[BEGIN Data records]
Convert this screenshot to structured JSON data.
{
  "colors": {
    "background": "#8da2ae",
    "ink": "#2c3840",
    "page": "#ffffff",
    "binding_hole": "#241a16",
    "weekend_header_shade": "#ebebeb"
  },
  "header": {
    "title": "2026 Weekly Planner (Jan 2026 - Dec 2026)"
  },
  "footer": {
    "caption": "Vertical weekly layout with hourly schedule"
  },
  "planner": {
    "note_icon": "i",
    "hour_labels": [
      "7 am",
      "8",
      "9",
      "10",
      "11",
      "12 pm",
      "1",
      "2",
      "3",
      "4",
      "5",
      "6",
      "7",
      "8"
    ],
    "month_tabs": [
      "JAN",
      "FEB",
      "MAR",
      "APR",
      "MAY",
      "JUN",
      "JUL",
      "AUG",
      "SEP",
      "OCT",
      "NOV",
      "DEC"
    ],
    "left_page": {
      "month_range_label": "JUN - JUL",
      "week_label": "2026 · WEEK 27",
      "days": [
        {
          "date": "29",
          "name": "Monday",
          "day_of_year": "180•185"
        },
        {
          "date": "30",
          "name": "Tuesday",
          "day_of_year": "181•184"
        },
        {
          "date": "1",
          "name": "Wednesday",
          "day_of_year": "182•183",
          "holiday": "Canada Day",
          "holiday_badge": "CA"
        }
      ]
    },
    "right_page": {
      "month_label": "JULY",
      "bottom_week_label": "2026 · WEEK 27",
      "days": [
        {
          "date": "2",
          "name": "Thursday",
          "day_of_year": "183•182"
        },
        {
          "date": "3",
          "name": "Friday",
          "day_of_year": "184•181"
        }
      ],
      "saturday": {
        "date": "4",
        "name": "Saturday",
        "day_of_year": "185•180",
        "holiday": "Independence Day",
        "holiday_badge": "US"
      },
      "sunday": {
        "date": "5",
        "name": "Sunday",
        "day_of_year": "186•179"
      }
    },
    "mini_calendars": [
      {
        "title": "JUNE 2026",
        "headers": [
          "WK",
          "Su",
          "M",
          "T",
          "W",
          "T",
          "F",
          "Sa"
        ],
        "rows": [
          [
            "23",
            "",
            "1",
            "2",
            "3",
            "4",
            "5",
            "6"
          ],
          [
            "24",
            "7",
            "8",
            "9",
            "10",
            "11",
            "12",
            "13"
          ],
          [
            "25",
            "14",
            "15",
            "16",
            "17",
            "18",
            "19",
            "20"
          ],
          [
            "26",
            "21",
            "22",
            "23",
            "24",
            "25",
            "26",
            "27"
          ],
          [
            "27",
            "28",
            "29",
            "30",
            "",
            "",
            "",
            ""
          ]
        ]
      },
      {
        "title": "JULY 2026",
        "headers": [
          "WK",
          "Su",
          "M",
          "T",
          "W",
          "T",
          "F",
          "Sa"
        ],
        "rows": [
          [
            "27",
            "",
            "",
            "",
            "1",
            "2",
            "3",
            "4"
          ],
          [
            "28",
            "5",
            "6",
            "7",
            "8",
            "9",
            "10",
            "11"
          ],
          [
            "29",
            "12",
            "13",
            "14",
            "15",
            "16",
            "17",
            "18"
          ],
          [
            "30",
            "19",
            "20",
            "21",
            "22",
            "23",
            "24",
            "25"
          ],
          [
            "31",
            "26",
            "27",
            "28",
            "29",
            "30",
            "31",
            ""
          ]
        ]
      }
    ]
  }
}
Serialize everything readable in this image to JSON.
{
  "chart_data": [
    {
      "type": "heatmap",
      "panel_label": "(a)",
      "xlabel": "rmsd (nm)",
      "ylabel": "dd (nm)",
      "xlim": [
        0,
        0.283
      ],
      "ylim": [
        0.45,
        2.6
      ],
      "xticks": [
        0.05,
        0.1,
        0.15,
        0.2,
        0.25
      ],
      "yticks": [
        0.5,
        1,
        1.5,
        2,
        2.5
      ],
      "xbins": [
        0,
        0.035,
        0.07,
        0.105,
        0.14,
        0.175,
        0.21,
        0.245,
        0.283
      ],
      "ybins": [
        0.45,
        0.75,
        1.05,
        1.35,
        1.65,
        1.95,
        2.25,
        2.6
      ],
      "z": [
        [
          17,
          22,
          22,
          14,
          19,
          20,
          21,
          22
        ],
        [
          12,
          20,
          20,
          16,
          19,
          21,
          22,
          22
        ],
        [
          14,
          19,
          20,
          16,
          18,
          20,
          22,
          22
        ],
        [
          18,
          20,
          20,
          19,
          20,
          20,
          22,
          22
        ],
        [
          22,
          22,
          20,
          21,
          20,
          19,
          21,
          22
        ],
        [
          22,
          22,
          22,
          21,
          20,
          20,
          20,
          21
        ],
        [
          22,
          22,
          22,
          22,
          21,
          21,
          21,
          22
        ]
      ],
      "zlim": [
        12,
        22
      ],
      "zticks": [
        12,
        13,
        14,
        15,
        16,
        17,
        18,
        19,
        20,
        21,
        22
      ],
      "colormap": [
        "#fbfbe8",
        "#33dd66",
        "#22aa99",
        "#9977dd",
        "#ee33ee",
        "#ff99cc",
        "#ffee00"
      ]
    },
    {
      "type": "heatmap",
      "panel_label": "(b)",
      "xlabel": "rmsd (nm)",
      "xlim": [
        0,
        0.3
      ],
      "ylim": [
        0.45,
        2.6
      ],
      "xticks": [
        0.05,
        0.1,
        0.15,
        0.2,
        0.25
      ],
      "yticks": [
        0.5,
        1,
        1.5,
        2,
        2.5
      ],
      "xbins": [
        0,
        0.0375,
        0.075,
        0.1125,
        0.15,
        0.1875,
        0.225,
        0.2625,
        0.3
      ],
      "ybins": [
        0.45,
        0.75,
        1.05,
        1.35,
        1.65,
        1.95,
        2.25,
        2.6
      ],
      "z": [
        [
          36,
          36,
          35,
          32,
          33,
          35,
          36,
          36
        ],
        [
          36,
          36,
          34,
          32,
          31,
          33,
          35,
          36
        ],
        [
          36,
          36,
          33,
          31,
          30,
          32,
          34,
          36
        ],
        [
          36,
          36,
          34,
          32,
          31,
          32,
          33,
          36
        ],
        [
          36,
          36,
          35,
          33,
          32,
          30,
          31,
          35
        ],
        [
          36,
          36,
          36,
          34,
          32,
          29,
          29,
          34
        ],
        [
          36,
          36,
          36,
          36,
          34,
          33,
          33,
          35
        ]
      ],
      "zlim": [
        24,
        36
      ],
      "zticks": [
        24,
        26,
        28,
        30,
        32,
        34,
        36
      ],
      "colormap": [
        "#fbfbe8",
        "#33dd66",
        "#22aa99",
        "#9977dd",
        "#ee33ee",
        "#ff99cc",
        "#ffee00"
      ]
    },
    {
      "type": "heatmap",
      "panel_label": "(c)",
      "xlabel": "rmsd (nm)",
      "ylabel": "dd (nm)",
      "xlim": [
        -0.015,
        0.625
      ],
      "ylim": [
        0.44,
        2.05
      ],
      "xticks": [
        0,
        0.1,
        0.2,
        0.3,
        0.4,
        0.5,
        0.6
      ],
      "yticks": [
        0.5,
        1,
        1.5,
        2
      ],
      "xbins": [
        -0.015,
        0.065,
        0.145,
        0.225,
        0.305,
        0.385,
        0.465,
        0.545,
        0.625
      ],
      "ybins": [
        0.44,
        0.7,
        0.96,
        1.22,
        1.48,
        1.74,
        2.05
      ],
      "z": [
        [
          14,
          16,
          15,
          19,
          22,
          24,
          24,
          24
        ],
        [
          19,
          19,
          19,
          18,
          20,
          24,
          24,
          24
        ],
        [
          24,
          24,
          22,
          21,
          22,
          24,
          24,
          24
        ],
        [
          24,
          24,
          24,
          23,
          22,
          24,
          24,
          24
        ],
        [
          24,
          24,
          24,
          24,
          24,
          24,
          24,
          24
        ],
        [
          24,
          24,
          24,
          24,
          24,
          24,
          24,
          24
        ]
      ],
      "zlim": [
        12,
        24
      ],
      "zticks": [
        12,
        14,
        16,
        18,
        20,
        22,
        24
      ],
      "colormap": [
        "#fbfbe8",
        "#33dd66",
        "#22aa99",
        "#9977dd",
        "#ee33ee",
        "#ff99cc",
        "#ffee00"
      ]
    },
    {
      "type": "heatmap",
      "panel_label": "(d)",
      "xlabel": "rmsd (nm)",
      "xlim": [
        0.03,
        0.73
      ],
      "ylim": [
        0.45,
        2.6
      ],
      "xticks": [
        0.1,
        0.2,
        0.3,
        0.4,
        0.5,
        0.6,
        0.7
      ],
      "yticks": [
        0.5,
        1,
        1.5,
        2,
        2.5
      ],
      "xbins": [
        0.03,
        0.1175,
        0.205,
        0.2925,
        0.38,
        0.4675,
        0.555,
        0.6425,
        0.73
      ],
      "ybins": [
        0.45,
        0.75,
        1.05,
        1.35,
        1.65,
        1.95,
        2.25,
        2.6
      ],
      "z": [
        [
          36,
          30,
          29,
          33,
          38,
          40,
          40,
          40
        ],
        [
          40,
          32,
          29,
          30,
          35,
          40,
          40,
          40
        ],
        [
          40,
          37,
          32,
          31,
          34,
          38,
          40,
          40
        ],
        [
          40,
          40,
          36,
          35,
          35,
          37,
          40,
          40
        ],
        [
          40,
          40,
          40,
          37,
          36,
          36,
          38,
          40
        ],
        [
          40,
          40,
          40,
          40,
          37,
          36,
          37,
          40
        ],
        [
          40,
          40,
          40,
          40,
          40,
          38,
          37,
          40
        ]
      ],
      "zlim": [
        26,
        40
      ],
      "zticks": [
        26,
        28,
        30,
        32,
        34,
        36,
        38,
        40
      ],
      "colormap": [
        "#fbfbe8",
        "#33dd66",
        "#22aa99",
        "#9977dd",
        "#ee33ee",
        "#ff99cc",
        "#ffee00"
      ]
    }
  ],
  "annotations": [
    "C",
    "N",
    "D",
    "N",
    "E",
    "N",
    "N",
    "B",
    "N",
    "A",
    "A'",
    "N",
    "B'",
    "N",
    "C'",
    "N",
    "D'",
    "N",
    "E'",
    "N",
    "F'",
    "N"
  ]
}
[END Data records]
_What is expected:_ Copy out all lines that carry the word "JSON".

_In response:_
Convert this screenshot to structured JSON data.
Serialize everything readable in this image to JSON.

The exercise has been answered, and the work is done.